*Problem details*: Look through the entries and report how many lines include the word "smartphone". Give the number alone.

*Extracted entries*:
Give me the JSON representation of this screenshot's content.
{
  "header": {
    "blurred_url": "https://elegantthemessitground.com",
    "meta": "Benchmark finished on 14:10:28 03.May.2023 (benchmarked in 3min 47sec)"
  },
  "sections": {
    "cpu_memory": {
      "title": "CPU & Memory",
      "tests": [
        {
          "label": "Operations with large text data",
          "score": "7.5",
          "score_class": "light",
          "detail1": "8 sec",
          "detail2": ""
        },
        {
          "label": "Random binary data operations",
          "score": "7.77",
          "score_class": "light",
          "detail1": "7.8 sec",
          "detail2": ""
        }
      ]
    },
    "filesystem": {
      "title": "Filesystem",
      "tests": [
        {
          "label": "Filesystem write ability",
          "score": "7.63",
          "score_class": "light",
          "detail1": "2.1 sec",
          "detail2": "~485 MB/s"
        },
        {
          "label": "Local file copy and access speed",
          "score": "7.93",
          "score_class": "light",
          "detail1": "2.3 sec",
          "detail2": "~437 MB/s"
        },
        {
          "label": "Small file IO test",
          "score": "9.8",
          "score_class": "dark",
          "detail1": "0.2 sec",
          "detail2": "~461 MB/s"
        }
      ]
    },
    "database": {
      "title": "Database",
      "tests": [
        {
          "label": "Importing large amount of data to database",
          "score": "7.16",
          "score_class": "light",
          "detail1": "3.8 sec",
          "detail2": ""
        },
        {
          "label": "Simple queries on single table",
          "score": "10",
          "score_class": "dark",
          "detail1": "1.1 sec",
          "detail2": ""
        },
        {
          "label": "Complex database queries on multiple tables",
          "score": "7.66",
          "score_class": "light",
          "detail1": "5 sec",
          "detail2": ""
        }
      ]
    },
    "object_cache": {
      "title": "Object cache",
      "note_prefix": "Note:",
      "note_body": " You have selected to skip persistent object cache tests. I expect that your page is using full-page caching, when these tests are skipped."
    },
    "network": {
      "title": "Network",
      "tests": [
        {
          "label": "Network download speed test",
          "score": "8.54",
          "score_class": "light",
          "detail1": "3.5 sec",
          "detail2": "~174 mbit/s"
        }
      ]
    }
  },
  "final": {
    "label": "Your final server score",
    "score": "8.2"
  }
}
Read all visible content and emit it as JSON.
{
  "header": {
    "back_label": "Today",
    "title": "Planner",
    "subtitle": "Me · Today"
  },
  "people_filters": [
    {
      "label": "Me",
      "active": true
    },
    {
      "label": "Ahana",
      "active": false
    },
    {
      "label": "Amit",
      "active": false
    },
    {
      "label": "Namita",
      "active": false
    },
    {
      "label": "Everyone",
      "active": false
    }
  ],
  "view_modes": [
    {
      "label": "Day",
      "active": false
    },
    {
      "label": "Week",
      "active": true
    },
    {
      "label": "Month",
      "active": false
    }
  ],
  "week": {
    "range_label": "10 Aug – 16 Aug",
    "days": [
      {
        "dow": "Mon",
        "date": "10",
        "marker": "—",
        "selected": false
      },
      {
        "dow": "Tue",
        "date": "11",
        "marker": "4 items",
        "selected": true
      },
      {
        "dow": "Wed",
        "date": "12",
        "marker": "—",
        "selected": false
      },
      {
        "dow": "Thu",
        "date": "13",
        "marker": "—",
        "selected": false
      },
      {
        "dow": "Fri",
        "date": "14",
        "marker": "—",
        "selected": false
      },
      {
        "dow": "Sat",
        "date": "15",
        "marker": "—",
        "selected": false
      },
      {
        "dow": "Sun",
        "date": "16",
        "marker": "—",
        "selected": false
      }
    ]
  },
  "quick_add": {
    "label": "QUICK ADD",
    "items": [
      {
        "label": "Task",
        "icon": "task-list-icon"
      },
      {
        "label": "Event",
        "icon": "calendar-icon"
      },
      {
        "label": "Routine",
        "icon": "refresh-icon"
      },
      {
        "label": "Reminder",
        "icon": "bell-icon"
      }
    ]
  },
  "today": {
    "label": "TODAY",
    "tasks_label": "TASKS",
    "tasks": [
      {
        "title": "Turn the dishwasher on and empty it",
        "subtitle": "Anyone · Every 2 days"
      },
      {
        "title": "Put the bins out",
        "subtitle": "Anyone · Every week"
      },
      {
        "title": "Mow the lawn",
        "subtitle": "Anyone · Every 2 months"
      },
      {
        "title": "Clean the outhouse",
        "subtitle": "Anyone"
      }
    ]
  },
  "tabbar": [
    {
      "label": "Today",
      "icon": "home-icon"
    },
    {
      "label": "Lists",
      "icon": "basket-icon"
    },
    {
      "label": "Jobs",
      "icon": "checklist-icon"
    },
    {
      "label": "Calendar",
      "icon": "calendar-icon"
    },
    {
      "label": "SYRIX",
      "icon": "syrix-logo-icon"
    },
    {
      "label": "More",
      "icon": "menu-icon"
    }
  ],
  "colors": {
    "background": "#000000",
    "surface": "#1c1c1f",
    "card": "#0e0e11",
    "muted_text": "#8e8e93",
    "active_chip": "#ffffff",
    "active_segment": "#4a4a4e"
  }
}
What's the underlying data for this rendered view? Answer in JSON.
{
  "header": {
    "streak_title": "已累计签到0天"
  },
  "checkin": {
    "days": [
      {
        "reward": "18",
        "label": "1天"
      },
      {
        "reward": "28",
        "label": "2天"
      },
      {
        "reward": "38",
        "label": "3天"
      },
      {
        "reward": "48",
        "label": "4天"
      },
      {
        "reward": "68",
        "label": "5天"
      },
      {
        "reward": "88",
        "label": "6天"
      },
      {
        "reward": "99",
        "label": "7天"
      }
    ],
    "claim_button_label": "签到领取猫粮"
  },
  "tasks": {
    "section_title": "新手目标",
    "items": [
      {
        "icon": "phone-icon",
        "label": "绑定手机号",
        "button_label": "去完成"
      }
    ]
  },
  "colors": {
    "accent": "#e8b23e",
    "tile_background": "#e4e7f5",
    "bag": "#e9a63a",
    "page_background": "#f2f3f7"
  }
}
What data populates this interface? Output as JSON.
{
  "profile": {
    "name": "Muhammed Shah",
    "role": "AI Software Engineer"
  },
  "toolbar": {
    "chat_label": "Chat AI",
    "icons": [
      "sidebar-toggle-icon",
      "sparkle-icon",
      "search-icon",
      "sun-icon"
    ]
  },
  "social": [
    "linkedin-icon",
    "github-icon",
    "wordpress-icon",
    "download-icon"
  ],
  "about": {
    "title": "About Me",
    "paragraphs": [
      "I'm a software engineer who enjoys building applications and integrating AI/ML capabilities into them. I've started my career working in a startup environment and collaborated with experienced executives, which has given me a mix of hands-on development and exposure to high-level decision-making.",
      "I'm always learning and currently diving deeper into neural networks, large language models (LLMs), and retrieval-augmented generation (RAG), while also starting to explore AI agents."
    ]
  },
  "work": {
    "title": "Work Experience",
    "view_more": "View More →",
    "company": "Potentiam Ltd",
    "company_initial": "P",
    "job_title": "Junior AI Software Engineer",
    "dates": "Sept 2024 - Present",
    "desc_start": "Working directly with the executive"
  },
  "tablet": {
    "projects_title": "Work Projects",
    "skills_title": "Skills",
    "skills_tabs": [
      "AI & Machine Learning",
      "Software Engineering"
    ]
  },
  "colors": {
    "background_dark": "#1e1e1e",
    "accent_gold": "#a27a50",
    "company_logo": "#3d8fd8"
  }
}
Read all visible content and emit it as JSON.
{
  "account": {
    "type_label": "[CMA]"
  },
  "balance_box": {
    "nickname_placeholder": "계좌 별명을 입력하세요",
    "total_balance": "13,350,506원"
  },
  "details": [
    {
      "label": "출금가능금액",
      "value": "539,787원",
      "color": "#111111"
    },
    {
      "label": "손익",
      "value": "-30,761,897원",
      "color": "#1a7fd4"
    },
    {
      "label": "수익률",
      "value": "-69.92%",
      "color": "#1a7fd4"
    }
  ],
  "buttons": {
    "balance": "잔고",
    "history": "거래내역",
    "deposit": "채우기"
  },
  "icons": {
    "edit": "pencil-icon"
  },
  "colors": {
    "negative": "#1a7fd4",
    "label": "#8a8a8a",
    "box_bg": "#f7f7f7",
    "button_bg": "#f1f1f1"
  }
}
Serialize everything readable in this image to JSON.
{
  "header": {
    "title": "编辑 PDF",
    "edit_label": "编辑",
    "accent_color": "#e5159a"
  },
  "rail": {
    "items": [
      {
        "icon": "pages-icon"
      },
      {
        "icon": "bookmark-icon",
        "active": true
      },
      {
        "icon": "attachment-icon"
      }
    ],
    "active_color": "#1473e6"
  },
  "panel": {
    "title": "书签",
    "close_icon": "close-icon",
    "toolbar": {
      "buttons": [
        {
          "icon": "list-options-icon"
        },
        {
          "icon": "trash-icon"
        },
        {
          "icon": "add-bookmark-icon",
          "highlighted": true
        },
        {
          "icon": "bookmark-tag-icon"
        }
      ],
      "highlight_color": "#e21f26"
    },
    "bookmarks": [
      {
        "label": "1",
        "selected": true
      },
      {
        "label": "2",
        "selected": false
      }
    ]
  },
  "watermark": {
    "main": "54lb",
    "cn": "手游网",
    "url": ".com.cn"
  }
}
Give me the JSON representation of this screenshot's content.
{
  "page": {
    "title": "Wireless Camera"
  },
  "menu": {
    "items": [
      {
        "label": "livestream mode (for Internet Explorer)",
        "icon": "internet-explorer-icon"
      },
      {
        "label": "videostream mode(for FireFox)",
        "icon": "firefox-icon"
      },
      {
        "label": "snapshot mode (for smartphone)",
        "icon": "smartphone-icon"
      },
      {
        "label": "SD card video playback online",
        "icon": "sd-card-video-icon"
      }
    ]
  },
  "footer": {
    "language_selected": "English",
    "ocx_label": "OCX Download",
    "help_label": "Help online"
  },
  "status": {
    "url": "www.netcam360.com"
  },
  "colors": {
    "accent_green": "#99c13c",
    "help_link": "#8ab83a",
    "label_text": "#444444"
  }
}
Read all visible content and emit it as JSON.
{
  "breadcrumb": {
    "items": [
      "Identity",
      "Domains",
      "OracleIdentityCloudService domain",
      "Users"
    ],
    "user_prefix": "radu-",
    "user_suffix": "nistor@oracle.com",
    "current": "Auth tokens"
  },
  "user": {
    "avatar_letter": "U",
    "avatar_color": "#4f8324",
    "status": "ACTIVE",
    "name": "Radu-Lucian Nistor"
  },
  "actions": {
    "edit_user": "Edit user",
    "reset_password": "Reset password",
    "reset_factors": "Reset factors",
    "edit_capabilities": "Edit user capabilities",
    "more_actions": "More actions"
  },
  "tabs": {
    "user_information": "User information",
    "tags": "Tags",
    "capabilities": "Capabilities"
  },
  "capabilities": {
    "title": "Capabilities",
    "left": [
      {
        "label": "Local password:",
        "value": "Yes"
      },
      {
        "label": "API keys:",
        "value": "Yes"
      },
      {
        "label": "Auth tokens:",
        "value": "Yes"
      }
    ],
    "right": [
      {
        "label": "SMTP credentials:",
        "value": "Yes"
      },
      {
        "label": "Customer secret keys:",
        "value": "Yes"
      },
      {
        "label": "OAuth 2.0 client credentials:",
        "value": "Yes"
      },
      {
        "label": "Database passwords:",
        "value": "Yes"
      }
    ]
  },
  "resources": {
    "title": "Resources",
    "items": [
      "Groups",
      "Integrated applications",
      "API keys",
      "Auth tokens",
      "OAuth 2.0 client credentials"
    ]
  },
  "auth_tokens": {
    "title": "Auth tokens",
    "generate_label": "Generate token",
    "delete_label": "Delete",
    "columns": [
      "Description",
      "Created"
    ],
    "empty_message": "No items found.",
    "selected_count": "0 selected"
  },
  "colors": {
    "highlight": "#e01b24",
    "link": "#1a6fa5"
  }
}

*Expected output*: 2